+++ Excerpted data +++

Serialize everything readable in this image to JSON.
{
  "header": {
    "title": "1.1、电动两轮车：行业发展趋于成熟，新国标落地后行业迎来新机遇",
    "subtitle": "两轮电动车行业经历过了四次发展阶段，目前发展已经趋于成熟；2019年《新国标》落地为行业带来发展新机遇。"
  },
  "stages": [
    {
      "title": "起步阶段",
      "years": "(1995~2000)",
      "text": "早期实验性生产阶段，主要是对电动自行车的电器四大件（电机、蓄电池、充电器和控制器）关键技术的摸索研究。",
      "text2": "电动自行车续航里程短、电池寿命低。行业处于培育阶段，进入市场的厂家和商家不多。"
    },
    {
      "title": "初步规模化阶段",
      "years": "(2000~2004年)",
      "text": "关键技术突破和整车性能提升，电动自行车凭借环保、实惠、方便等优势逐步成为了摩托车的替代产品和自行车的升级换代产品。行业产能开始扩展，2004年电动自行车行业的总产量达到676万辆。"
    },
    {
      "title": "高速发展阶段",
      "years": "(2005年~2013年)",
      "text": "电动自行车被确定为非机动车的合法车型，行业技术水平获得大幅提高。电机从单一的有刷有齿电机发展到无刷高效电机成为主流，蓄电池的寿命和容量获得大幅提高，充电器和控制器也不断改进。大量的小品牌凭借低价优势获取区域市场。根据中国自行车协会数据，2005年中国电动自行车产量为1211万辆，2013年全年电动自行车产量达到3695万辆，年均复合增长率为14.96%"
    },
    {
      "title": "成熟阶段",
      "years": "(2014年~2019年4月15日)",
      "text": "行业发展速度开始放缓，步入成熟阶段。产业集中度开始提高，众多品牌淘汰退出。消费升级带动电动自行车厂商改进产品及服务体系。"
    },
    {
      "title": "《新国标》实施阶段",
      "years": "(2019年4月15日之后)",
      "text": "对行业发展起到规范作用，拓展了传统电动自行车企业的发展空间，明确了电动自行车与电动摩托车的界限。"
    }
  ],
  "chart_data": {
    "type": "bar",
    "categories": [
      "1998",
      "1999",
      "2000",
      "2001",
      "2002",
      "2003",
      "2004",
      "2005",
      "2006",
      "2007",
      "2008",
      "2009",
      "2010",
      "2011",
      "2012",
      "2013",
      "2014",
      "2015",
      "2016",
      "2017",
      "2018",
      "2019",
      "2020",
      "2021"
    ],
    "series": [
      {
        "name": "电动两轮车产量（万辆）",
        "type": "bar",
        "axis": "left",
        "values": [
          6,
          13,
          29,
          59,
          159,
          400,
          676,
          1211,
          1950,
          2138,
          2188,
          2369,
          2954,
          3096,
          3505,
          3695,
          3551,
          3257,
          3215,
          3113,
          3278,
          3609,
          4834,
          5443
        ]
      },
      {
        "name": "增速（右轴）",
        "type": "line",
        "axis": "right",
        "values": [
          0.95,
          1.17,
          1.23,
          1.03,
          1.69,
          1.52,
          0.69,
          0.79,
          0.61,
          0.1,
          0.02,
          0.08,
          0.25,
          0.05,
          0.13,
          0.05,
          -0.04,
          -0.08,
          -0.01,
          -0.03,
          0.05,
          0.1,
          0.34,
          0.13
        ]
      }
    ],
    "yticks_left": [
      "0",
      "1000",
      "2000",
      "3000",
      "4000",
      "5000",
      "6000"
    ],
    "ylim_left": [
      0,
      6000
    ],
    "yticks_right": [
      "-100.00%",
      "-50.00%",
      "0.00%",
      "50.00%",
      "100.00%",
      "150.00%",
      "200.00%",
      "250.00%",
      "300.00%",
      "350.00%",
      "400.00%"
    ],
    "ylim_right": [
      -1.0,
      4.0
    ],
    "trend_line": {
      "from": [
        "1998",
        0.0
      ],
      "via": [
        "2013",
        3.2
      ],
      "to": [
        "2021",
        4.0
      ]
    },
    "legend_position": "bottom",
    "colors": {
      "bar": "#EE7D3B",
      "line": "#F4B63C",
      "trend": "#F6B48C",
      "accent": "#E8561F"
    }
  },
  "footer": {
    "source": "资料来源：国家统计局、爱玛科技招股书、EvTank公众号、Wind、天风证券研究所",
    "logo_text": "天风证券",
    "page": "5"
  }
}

+++

» **What you need to do**:
Give every line of the material again, exactly as it reads.

» **Completed task**:
Serialize everything readable in this image to JSON.
{
  "header": {
    "title": "1.1、电动两轮车：行业发展趋于成熟，新国标落地后行业迎来新机遇",
    "subtitle": "两轮电动车行业经历过了四次发展阶段，目前发展已经趋于成熟；2019年《新国标》落地为行业带来发展新机遇。"
  },
  "stages": [
    {
      "title": "起步阶段",
      "years": "(1995~2000)",
      "text": "早期实验性生产阶段，主要是对电动自行车的电器四大件（电机、蓄电池、充电器和控制器）关键技术的摸索研究。",
      "text2": "电动自行车续航里程短、电池寿命低。行业处于培育阶段，进入市场的厂家和商家不多。"
    },
    {
      "title": "初步规模化阶段",
      "years": "(2000~2004年)",
      "text": "关键技术突破和整车性能提升，电动自行车凭借环保、实惠、方便等优势逐步成为了摩托车的替代产品和自行车的升级换代产品。行业产能开始扩展，2004年电动自行车行业的总产量达到676万辆。"
    },
    {
      "title": "高速发展阶段",
      "years": "(2005年~2013年)",
      "text": "电动自行车被确定为非机动车的合法车型，行业技术水平获得大幅提高。电机从单一的有刷有齿电机发展到无刷高效电机成为主流，蓄电池的寿命和容量获得大幅提高，充电器和控制器也不断改进。大量的小品牌凭借低价优势获取区域市场。根据中国自行车协会数据，2005年中国电动自行车产量为1211万辆，2013年全年电动自行车产量达到3695万辆，年均复合增长率为14.96%"
    },
    {
      "title": "成熟阶段",
      "years": "(2014年~2019年4月15日)",
      "text": "行业发展速度开始放缓，步入成熟阶段。产业集中度开始提高，众多品牌淘汰退出。消费升级带动电动自行车厂商改进产品及服务体系。"
    },
    {
      "title": "《新国标》实施阶段",
      "years": "(2019年4月15日之后)",
      "text": "对行业发展起到规范作用，拓展了传统电动自行车企业的发展空间，明确了电动自行车与电动摩托车的界限。"
    }
  ],
  "chart_data": {
    "type": "bar",
    "categories": [
      "1998",
      "1999",
      "2000",
      "2001",
      "2002",
      "2003",
      "2004",
      "2005",
      "2006",
      "2007",
      "2008",
      "2009",
      "2010",
      "2011",
      "2012",
      "2013",
      "2014",
      "2015",
      "2016",
      "2017",
      "2018",
      "2019",
      "2020",
      "2021"
    ],
    "series": [
      {
        "name": "电动两轮车产量（万辆）",
        "type": "bar",
        "axis": "left",
        "values": [
          6,
          13,
          29,
          59,
          159,
          400,
          676,
          1211,
          1950,
          2138,
          2188,
          2369,
          2954,
          3096,
          3505,
          3695,
          3551,
          3257,
          3215,
          3113,
          3278,
          3609,
          4834,
          5443
        ]
      },
      {
        "name": "增速（右轴）",
        "type": "line",
        "axis": "right",
        "values": [
          0.95,
          1.17,
          1.23,
          1.03,
          1.69,
          1.52,
          0.69,
          0.79,
          0.61,
          0.1,
          0.02,
          0.08,
          0.25,
          0.05,
          0.13,
          0.05,
          -0.04,
          -0.08,
          -0.01,
          -0.03,
          0.05,
          0.1,
          0.34,
          0.13
        ]
      }
    ],
    "yticks_left": [
      "0",
      "1000",
      "2000",
      "3000",
      "4000",
      "5000",
      "6000"
    ],
    "ylim_left": [
      0,
      6000
    ],
    "yticks_right": [
      "-100.00%",
      "-50.00%",
      "0.00%",
      "50.00%",
      "100.00%",
      "150.00%",
      "200.00%",
      "250.00%",
      "300.00%",
      "350.00%",
      "400.00%"
    ],
    "ylim_right": [
      -1.0,
      4.0
    ],
    "trend_line": {
      "from": [
        "1998",
        0.0
      ],
      "via": [
        "2013",
        3.2
      ],
      "to": [
        "2021",
        4.0
      ]
    },
    "legend_position": "bottom",
    "colors": {
      "bar": "#EE7D3B",
      "line": "#F4B63C",
      "trend": "#F6B48C",
      "accent": "#E8561F"
    }
  },
  "footer": {
    "source": "资料来源：国家统计局、爱玛科技招股书、EvTank公众号、Wind、天风证券研究所",
    "logo_text": "天风证券",
    "page": "5"
  }
}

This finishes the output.